**What the task asks**: Retype, word for word, every line starting at the line with "Give me a plain-text" and ending with the final line of the entries; skip the pictures.
========
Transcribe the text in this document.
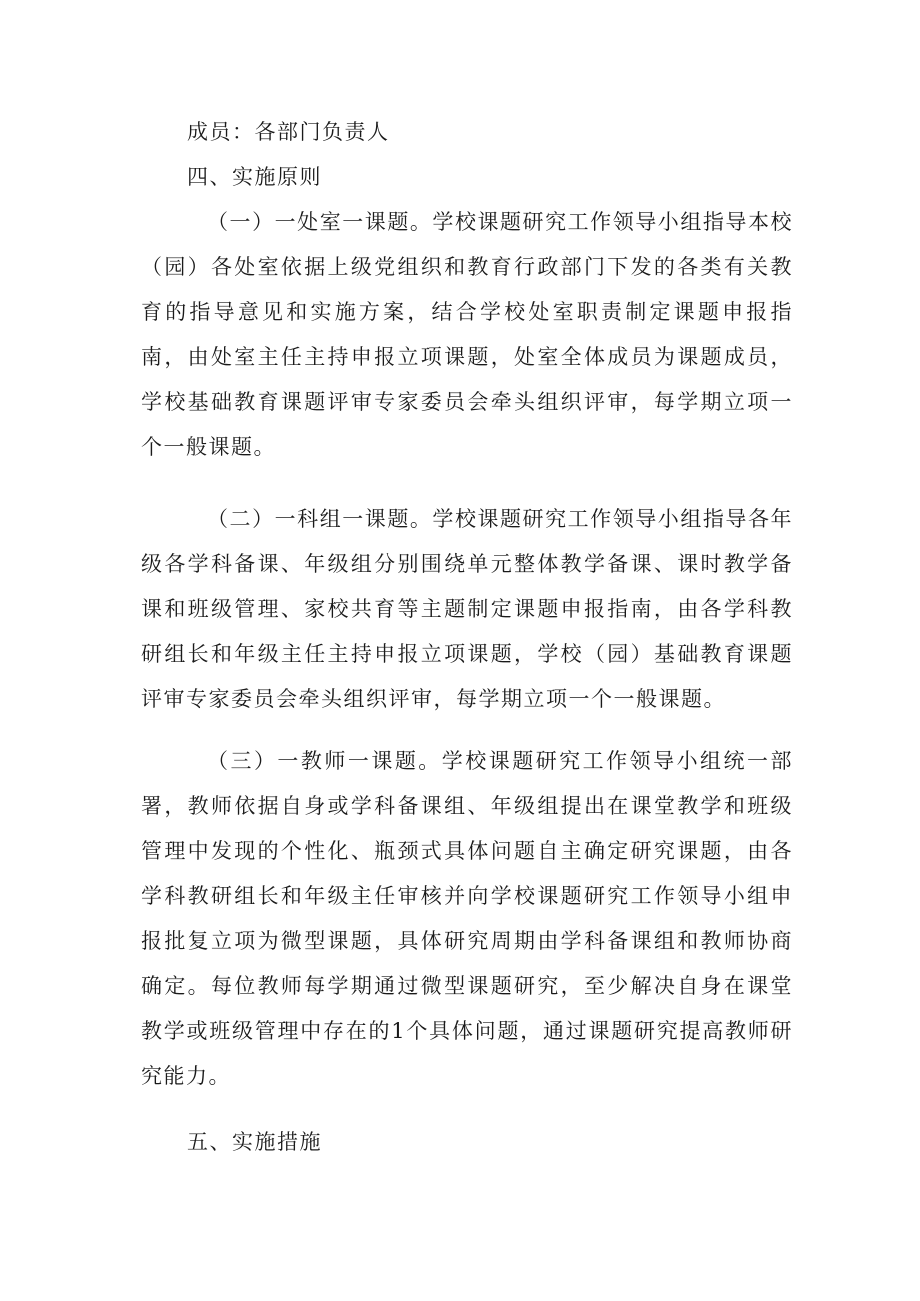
成员：各部门负责人

四、实施原则

（一）一处室一课题。学校课题研究工作领导小组指导本校（园）各处室依据上级党组织和教育行政部门下发的各类有关教育的指导意见和实施方案，结合学校处室职责制定课题申报指南，由处室主任主持申报立项课题，处室全体成员为课题成员，学校基础教育课题评审专家委员会牵头组织评审，每学期立项一个一般课题。

（二）一科组一课题。学校课题研究工作领导小组指导各年级各学科备课、年级组分别围绕单元整体教学备课、课时教学备课和班级管理、家校共育等主题制定课题申报指南，由各学科教研组长和年级主任主持申报立项课题，学校（园）基础教育课题评审专家委员会牵头组织评审，每学期立项一个一般课题。

（三）一教师一课题。学校课题研究工作领导小组统一部署，教师依据自身或学科备课组、年级组提出在课堂教学和班级管理中发现的个性化、瓶颈式具体问题自主确定研究课题，由各学科教研组长和年级主任审核并向学校课题研究工作领导小组申报批复立项为微型课题，具体研究周期由学科备课组和教师协商确定。每位教师每学期通过微型课题研究，至少解决自身在课堂教学或班级管理中存在的1个具体问题，通过课题研究提高教师研究能力。

五、实施措施
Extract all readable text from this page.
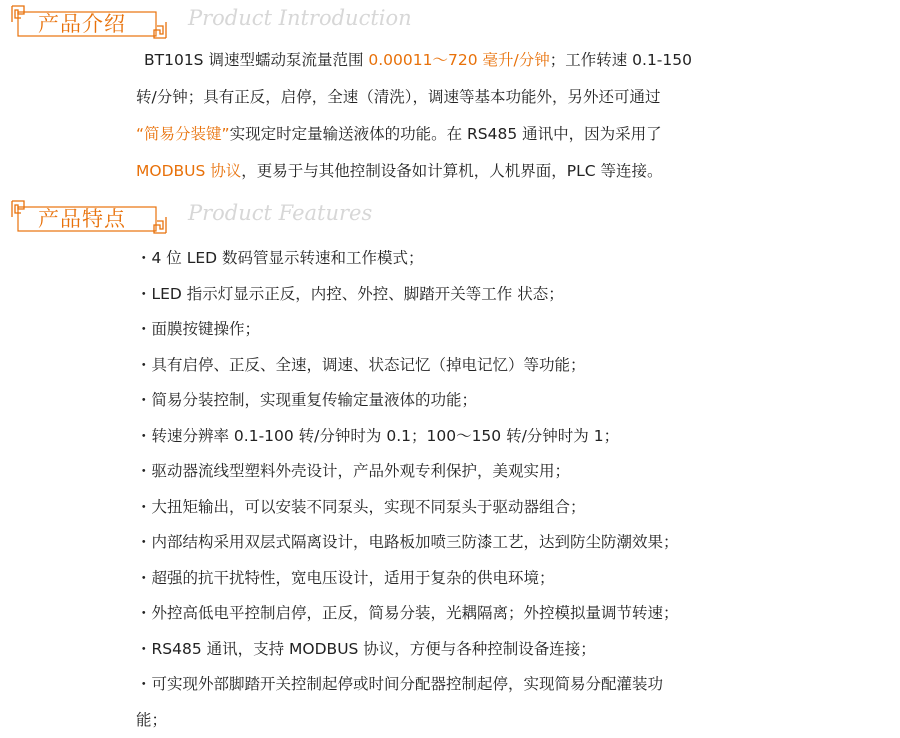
产品介绍	Product Introduction
BT101S 调速型蠕动泵流量范围 0.00011～720 毫升/分钟；工作转速 0.1-150
转/分钟；具有正反，启停，全速（清洗），调速等基本功能外，另外还可通过
“简易分装键”实现定时定量输送液体的功能。在 RS485 通讯中，因为采用了
MODBUS 协议，更易于与其他控制设备如计算机，人机界面，PLC 等连接。
产品特点	Product Features
・4 位 LED 数码管显示转速和工作模式；
・LED 指示灯显示正反，内控、外控、脚踏开关等工作 状态；
・面膜按键操作；
・具有启停、正反、全速，调速、状态记忆（掉电记忆）等功能；
・简易分装控制，实现重复传输定量液体的功能；
・转速分辨率 0.1-100 转/分钟时为 0.1；100～150 转/分钟时为 1；
・驱动器流线型塑料外壳设计，产品外观专利保护，美观实用；
・大扭矩输出，可以安装不同泵头，实现不同泵头于驱动器组合；
・内部结构采用双层式隔离设计，电路板加喷三防漆工艺，达到防尘防潮效果；
・超强的抗干扰特性，宽电压设计，适用于复杂的供电环境；
・外控高低电平控制启停，正反，简易分装，光耦隔离；外控模拟量调节转速；
・RS485 通讯，支持 MODBUS 协议，方便与各种控制设备连接；
・可实现外部脚踏开关控制起停或时间分配器控制起停，实现简易分配灌装功
能；
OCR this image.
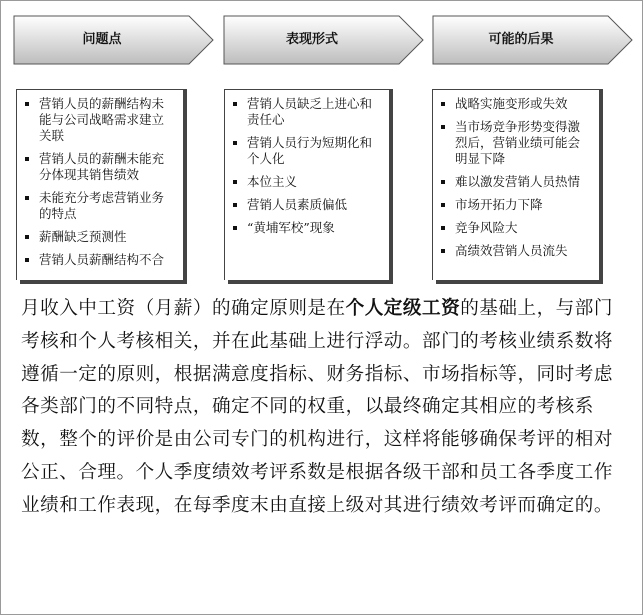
问题点	表现形式	可能的后果
营销人员的薪酬结构未能与公司战略需求建立关联
营销人员的薪酬未能充分体现其销售绩效
未能充分考虑营销业务的特点
薪酬缺乏预测性
营销人员薪酬结构不合
营销人员缺乏上进心和责任心
营销人员行为短期化和个人化
本位主义
营销人员素质偏低
“黄埔军校”现象
战略实施变形或失效
当市场竞争形势变得激烈后，营销业绩可能会明显下降
难以激发营销人员热情
市场开拓力下降
竞争风险大
高绩效营销人员流失
月收入中工资（月薪）的确定原则是在个人定级工资的基础上，与部门考核和个人考核相关，并在此基础上进行浮动。部门的考核业绩系数将遵循一定的原则，根据满意度指标、财务指标、市场指标等，同时考虑各类部门的不同特点，确定不同的权重，以最终确定其相应的考核系数，整个的评价是由公司专门的机构进行，这样将能够确保考评的相对公正、合理。个人季度绩效考评系数是根据各级干部和员工各季度工作业绩和工作表现，在每季度末由直接上级对其进行绩效考评而确定的。
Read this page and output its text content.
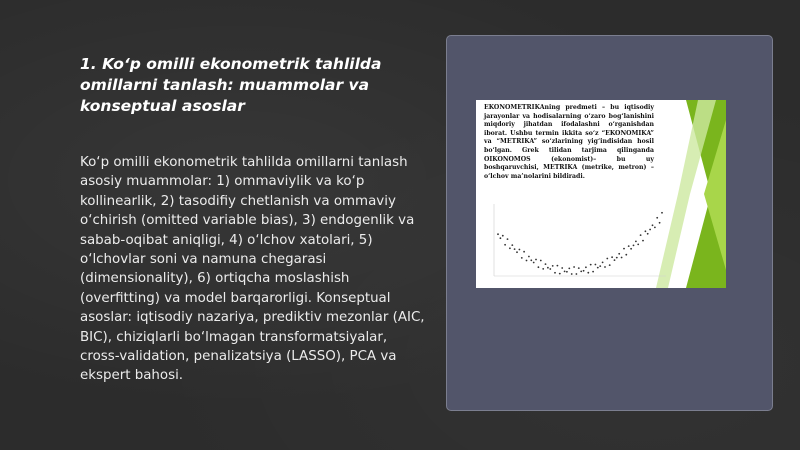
1. Ko‘p omilli ekonometrik tahlilda omillarni tanlash: muammolar va konseptual asoslar
Ko‘p omilli ekonometrik tahlilda omillarni tanlash asosiy muammolar: 1) ommaviylik va ko‘p kollinearlik, 2) tasodifiy chetlanish va ommaviy o‘chirish (omitted variable bias), 3) endogenlik va sabab-oqibat aniqligi, 4) o‘lchov xatolari, 5) o‘lchovlar soni va namuna chegarasi (dimensionality), 6) ortiqcha moslashish (overfitting) va model barqarorligi. Konseptual asoslar: iqtisodiy nazariya, prediktiv mezonlar (AIC, BIC), chiziqlarli bo‘lmagan transformatsiyalar, cross-validation, penalizatsiya (LASSO), PCA va ekspert bahosi.
EKONOMETRIKAning predmeti – bu iqtisodiy jarayonlar va hodisalarning o‘zaro bog‘lanishini miqdoriy jihatdan ifodalashni o‘rganishdan iborat. Ushbu termin ikkita so‘z “EKONOMIKA” va “METRIKA” so‘zlarining yig‘indisidan hosil bo‘lgan. Grek tilidan tarjima qilinganda OIKONOMOS (ekonomist)– bu uy boshqaruvchisi, METRIKA (metrike, metron) – o‘lchov ma’nolarini bildiradi.
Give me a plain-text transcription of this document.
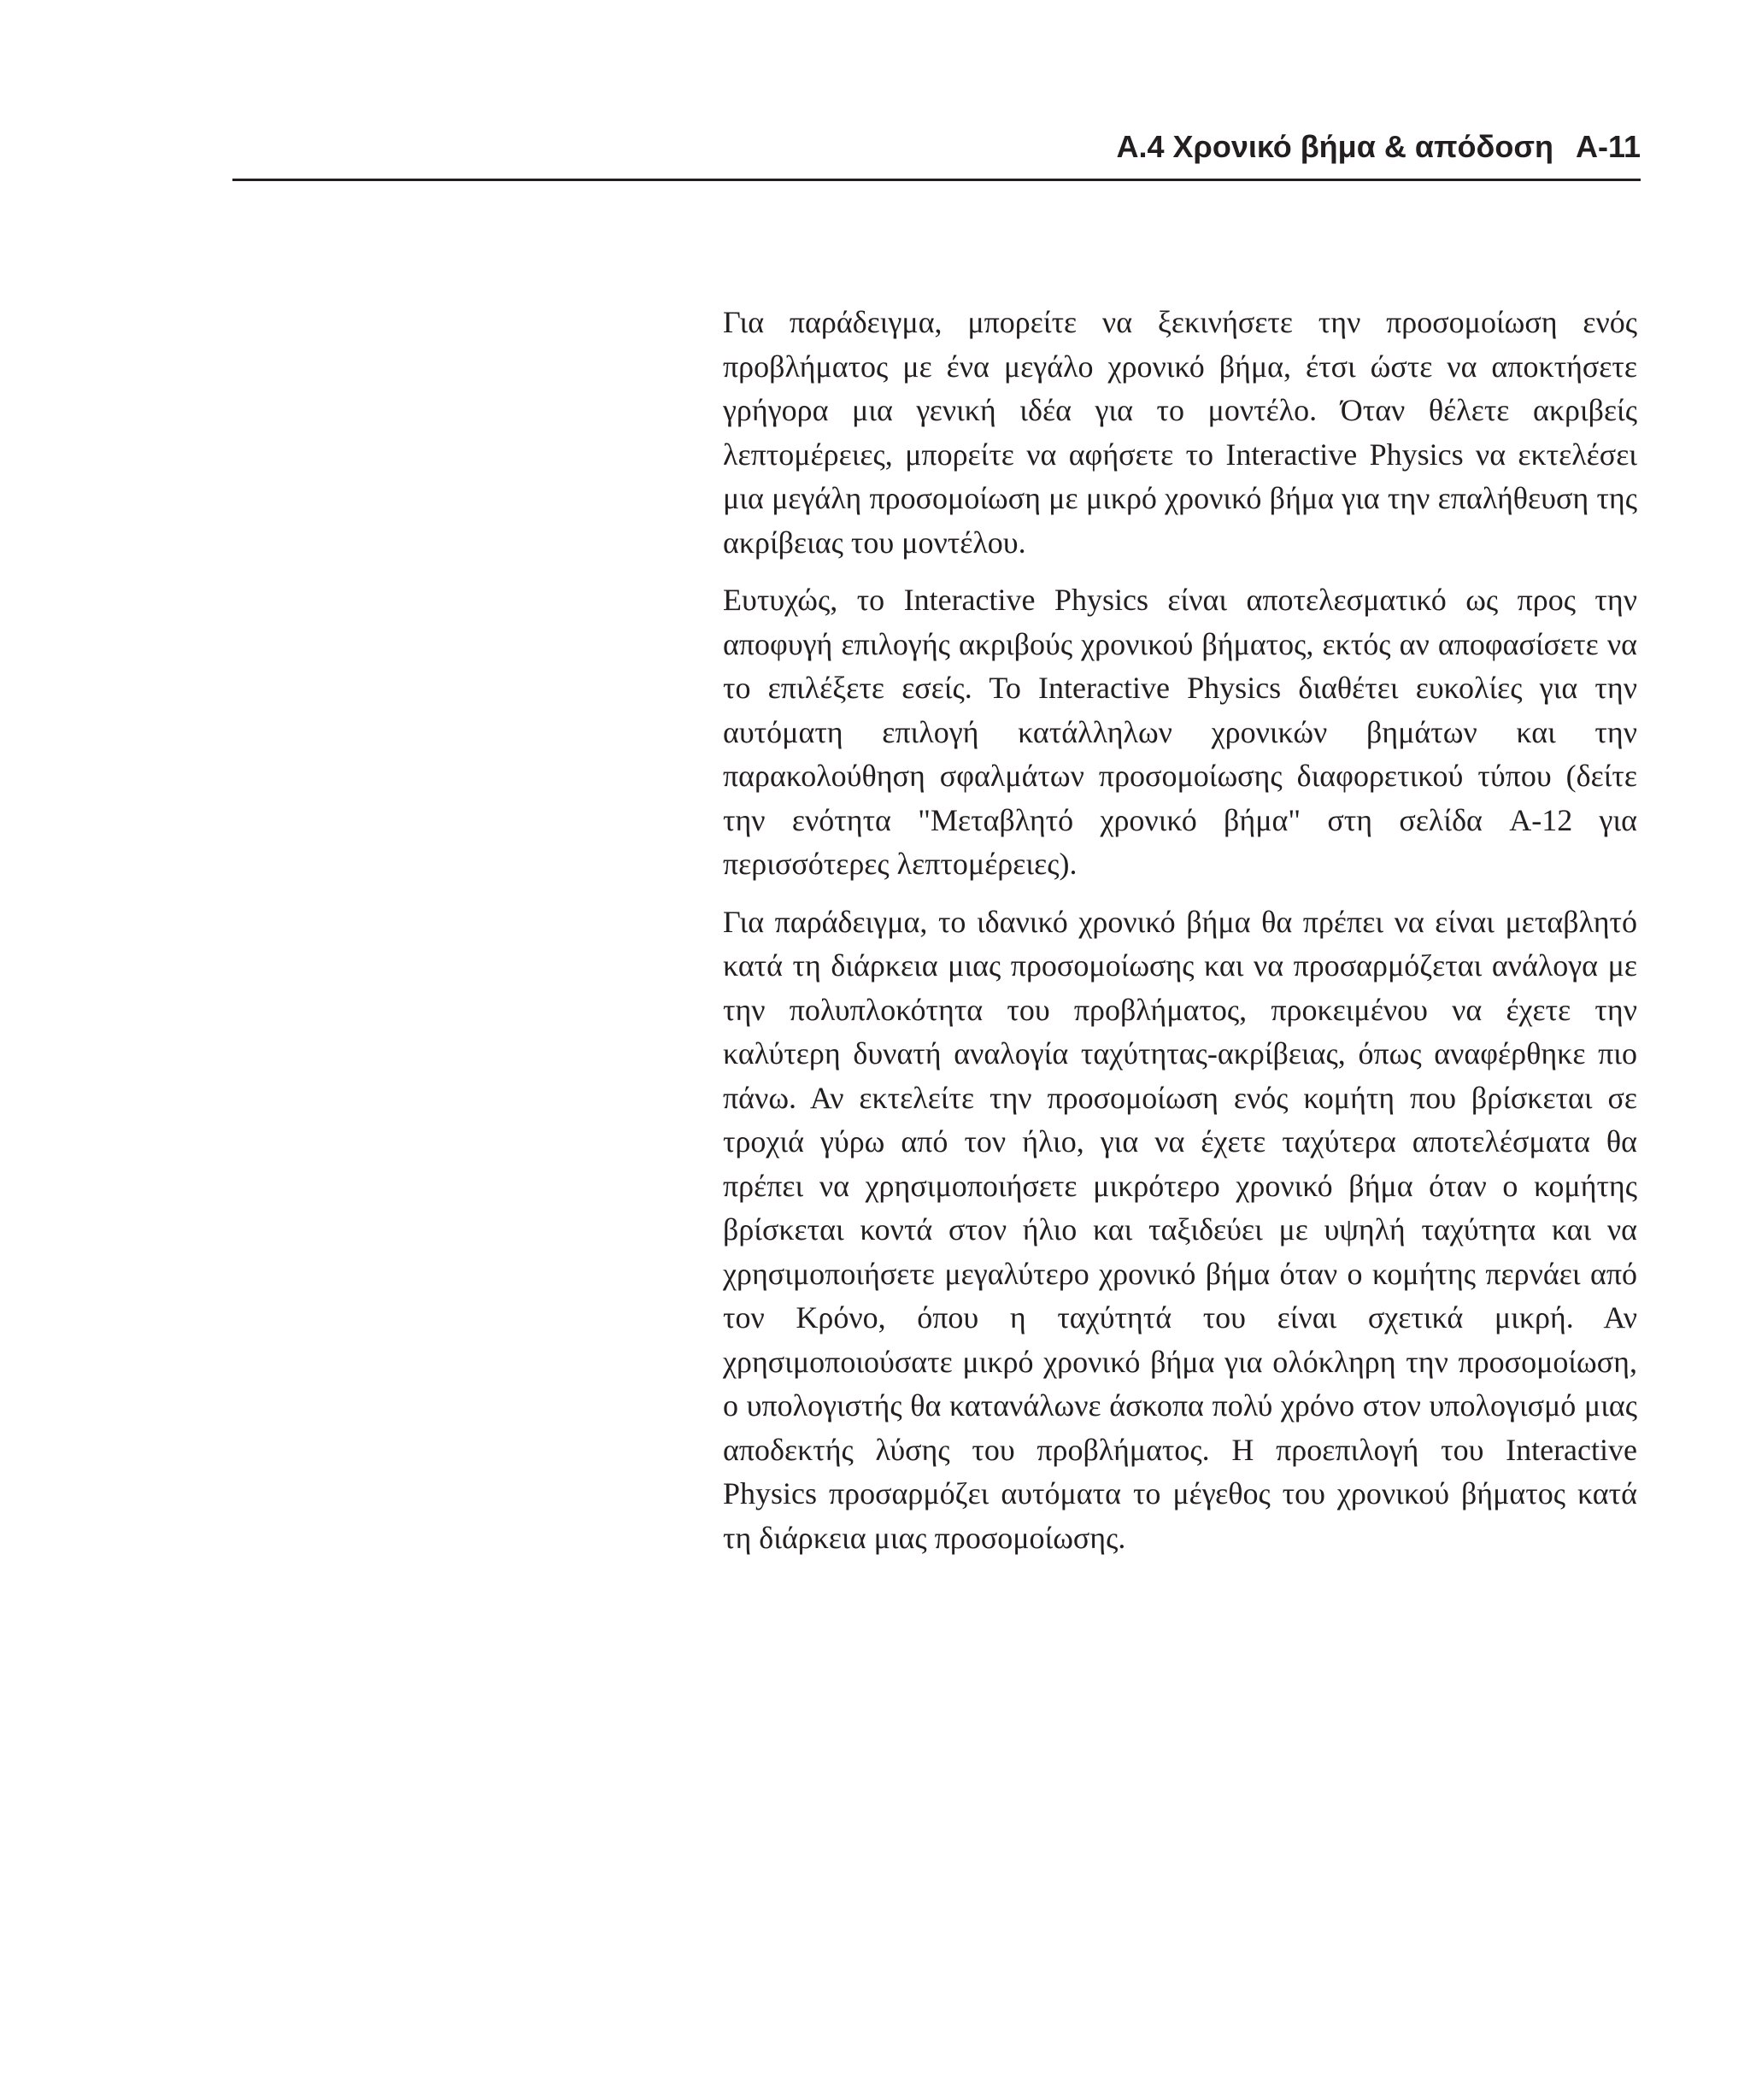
A.4 Χρονικό βήμα & απόδοση A-11

Για παράδειγμα, μπορείτε να ξεκινήσετε την προσομοίωση ενός προβλήματος με ένα μεγάλο χρονικό βήμα, έτσι ώστε να αποκτήσετε γρήγορα μια γενική ιδέα για το μοντέλο. Όταν θέλετε ακριβείς λεπτομέρειες, μπορείτε να αφήσετε το Interactive Physics να εκτελέσει μια μεγάλη προσομοίωση με μικρό χρονικό βήμα για την επαλήθευση της ακρίβειας του μοντέλου.

Ευτυχώς, το Interactive Physics είναι αποτελεσματικό ως προς την αποφυγή επιλογής ακριβούς χρονικού βήματος, εκτός αν αποφασίσετε να το επιλέξετε εσείς. Το Interactive Physics διαθέτει ευκολίες για την αυτόματη επιλογή κατάλληλων χρονικών βημάτων και την παρακολούθηση σφαλμάτων προσομοίωσης διαφορετικού τύπου (δείτε την ενότητα "Μεταβλητό χρονικό βήμα" στη σελίδα A-12 για περισσότερες λεπτομέρειες).

Για παράδειγμα, το ιδανικό χρονικό βήμα θα πρέπει να είναι μεταβλητό κατά τη διάρκεια μιας προσομοίωσης και να προσαρμόζεται ανάλογα με την πολυπλοκότητα του προβλήματος, προκειμένου να έχετε την καλύτερη δυνατή αναλογία ταχύτητας-ακρίβειας, όπως αναφέρθηκε πιο πάνω. Αν εκτελείτε την προσομοίωση ενός κομήτη που βρίσκεται σε τροχιά γύρω από τον ήλιο, για να έχετε ταχύτερα αποτελέσματα θα πρέπει να χρησιμοποιήσετε μικρότερο χρονικό βήμα όταν ο κομήτης βρίσκεται κοντά στον ήλιο και ταξιδεύει με υψηλή ταχύτητα και να χρησιμοποιήσετε μεγαλύτερο χρονικό βήμα όταν ο κομήτης περνάει από τον Κρόνο, όπου η ταχύτητά του είναι σχετικά μικρή. Αν χρησιμοποιούσατε μικρό χρονικό βήμα για ολόκληρη την προσομοίωση, ο υπολογιστής θα κατανάλωνε άσκοπα πολύ χρόνο στον υπολογισμό μιας αποδεκτής λύσης του προβλήματος. Η προεπιλογή του Interactive Physics προσαρμόζει αυτόματα το μέγεθος του χρονικού βήματος κατά τη διάρκεια μιας προσομοίωσης.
========
**Exercise solution**:
Give me a plain-text transcription of this document.
A.4 Χρονικό βήμα & απόδοση A-11

Για παράδειγμα, μπορείτε να ξεκινήσετε την προσομοίωση ενός προβλήματος με ένα μεγάλο χρονικό βήμα, έτσι ώστε να αποκτήσετε γρήγορα μια γενική ιδέα για το μοντέλο. Όταν θέλετε ακριβείς λεπτομέρειες, μπορείτε να αφήσετε το Interactive Physics να εκτελέσει μια μεγάλη προσομοίωση με μικρό χρονικό βήμα για την επαλήθευση της ακρίβειας του μοντέλου.

Ευτυχώς, το Interactive Physics είναι αποτελεσματικό ως προς την αποφυγή επιλογής ακριβούς χρονικού βήματος, εκτός αν αποφασίσετε να το επιλέξετε εσείς. Το Interactive Physics διαθέτει ευκολίες για την αυτόματη επιλογή κατάλληλων χρονικών βημάτων και την παρακολούθηση σφαλμάτων προσομοίωσης διαφορετικού τύπου (δείτε την ενότητα "Μεταβλητό χρονικό βήμα" στη σελίδα A-12 για περισσότερες λεπτομέρειες).

Για παράδειγμα, το ιδανικό χρονικό βήμα θα πρέπει να είναι μεταβλητό κατά τη διάρκεια μιας προσομοίωσης και να προσαρμόζεται ανάλογα με την πολυπλοκότητα του προβλήματος, προκειμένου να έχετε την καλύτερη δυνατή αναλογία ταχύτητας-ακρίβειας, όπως αναφέρθηκε πιο πάνω. Αν εκτελείτε την προσομοίωση ενός κομήτη που βρίσκεται σε τροχιά γύρω από τον ήλιο, για να έχετε ταχύτερα αποτελέσματα θα πρέπει να χρησιμοποιήσετε μικρότερο χρονικό βήμα όταν ο κομήτης βρίσκεται κοντά στον ήλιο και ταξιδεύει με υψηλή ταχύτητα και να χρησιμοποιήσετε μεγαλύτερο χρονικό βήμα όταν ο κομήτης περνάει από τον Κρόνο, όπου η ταχύτητά του είναι σχετικά μικρή. Αν χρησιμοποιούσατε μικρό χρονικό βήμα για ολόκληρη την προσομοίωση, ο υπολογιστής θα κατανάλωνε άσκοπα πολύ χρόνο στον υπολογισμό μιας αποδεκτής λύσης του προβλήματος. Η προεπιλογή του Interactive Physics προσαρμόζει αυτόματα το μέγεθος του χρονικού βήματος κατά τη διάρκεια μιας προσομοίωσης.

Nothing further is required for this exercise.